WORK REQUIRED – Which lines contain the string "this"? Please list every one of them.

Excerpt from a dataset
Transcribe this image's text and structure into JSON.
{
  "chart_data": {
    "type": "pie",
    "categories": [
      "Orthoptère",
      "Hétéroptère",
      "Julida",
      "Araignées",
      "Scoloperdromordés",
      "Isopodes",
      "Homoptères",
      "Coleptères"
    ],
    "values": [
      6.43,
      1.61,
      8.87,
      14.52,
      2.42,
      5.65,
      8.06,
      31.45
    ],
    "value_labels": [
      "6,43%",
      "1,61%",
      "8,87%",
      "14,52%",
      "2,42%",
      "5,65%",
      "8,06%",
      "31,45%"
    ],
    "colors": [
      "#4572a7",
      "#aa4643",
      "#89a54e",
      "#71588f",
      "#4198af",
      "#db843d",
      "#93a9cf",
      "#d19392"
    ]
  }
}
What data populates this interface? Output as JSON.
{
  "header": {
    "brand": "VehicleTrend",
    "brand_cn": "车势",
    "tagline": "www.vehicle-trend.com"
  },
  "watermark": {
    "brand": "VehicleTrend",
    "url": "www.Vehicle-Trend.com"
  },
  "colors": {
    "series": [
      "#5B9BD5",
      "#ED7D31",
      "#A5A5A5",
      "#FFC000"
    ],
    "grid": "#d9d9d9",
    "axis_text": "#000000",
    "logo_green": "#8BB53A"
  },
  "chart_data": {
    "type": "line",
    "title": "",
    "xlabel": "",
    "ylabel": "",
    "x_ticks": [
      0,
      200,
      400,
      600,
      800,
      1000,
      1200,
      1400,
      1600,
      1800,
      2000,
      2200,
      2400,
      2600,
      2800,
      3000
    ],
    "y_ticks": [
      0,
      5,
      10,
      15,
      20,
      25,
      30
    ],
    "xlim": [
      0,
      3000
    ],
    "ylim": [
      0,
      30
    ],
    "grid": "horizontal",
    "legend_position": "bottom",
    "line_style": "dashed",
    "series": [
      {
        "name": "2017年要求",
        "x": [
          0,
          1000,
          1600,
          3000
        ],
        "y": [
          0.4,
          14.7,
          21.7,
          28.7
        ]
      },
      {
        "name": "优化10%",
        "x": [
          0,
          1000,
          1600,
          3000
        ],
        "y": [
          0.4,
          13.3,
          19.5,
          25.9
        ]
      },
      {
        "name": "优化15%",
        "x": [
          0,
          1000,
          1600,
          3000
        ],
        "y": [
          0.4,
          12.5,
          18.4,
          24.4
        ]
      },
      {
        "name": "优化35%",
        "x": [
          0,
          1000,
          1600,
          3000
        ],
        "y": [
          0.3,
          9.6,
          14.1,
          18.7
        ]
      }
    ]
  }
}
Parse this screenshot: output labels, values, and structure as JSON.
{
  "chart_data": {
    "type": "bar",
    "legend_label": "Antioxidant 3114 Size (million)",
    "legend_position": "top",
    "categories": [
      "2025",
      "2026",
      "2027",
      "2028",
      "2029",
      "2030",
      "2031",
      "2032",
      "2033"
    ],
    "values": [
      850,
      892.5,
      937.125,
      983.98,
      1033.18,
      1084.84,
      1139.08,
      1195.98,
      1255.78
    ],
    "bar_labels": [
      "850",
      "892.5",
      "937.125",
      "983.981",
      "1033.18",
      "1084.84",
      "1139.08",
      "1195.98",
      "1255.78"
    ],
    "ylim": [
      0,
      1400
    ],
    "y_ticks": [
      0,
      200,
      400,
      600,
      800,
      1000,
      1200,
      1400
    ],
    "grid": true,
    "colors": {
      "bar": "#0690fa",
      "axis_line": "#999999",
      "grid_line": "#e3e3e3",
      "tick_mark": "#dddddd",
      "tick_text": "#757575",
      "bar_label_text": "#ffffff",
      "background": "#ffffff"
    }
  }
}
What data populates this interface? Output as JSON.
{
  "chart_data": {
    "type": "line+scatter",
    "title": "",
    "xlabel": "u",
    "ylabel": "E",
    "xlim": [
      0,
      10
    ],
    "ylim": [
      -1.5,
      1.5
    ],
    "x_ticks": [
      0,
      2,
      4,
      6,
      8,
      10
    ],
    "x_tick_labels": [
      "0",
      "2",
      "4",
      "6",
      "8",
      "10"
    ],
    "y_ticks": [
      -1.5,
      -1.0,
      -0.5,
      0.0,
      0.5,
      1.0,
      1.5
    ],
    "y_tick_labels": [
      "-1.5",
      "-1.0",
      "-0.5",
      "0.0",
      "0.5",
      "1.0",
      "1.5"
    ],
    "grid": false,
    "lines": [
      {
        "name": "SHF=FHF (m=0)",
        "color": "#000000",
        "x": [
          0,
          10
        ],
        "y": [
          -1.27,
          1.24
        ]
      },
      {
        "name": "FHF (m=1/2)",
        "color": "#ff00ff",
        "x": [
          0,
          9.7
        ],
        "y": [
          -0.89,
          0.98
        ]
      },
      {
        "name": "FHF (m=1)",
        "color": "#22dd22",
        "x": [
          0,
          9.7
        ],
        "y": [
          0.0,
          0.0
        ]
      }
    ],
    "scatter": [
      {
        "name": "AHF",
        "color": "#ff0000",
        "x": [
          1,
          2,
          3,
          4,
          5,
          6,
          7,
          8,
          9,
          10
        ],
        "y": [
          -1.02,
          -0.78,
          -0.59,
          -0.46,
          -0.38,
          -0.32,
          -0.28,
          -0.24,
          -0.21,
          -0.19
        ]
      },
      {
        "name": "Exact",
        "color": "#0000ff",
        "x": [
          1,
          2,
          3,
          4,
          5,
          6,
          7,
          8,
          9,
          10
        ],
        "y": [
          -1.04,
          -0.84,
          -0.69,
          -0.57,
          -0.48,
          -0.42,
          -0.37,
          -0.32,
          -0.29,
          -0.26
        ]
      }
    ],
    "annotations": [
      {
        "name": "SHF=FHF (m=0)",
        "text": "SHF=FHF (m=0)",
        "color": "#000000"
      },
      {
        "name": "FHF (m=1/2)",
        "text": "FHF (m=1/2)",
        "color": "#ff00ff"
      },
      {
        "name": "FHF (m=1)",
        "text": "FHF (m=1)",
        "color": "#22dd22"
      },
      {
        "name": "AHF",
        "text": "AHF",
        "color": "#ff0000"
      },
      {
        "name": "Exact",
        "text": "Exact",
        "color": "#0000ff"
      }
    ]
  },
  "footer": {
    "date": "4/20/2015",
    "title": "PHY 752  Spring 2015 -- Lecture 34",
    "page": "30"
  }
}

ANSWER BELOW –
Transcribe this image's text and structure into JSON.
What data populates this interface? Output as JSON.
Parse this screenshot: output labels, values, and structure as JSON.
What data populates this interface? Output as JSON.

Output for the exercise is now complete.